▶ **Stated goal**
Repeat the records below exactly, leaving out any pictures.

▶ **Entries**
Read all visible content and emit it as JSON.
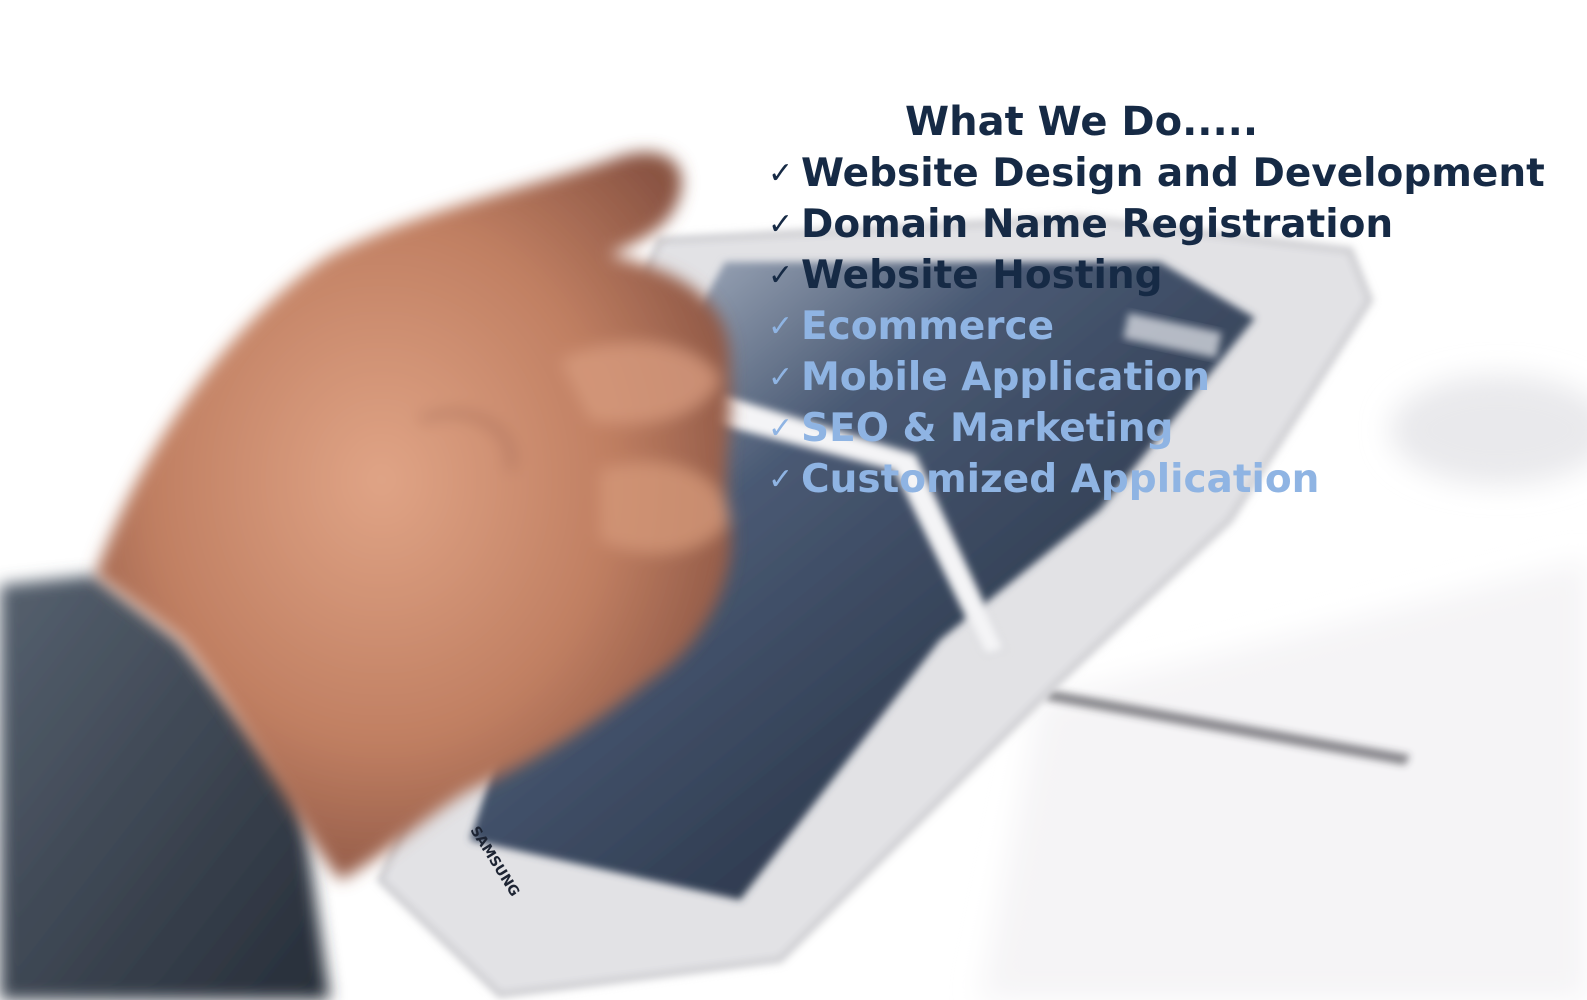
{
  "heading": {
    "text": "What We Do.....",
    "color": "#162a45"
  },
  "services": [
    {
      "label": "Website Design and Development",
      "color": "#162a45"
    },
    {
      "label": "Domain Name Registration",
      "color": "#162a45"
    },
    {
      "label": "Website Hosting",
      "color": "#162a45"
    },
    {
      "label": "Ecommerce",
      "color": "#8fb4e3"
    },
    {
      "label": "Mobile Application",
      "color": "#8fb4e3"
    },
    {
      "label": "SEO & Marketing",
      "color": "#8fb4e3"
    },
    {
      "label": "Customized Application",
      "color": "#8fb4e3"
    }
  ],
  "check_glyph": "✓",
  "tablet_brand": "SAMSUNG",
  "colors": {
    "background": "#ffffff",
    "sleeve": "#3b4656",
    "skin": "#c98a6c",
    "tablet_frame": "#e4e4e6",
    "tablet_screen": "#1d2a3e"
  }
}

▶ **Result**
Read all visible content and emit it as JSON.
{
  "heading": {
    "text": "What We Do.....",
    "color": "#162a45"
  },
  "services": [
    {
      "label": "Website Design and Development",
      "color": "#162a45"
    },
    {
      "label": "Domain Name Registration",
      "color": "#162a45"
    },
    {
      "label": "Website Hosting",
      "color": "#162a45"
    },
    {
      "label": "Ecommerce",
      "color": "#8fb4e3"
    },
    {
      "label": "Mobile Application",
      "color": "#8fb4e3"
    },
    {
      "label": "SEO & Marketing",
      "color": "#8fb4e3"
    },
    {
      "label": "Customized Application",
      "color": "#8fb4e3"
    }
  ],
  "check_glyph": "✓",
  "tablet_brand": "SAMSUNG",
  "colors": {
    "background": "#ffffff",
    "sleeve": "#3b4656",
    "skin": "#c98a6c",
    "tablet_frame": "#e4e4e6",
    "tablet_screen": "#1d2a3e"
  }
}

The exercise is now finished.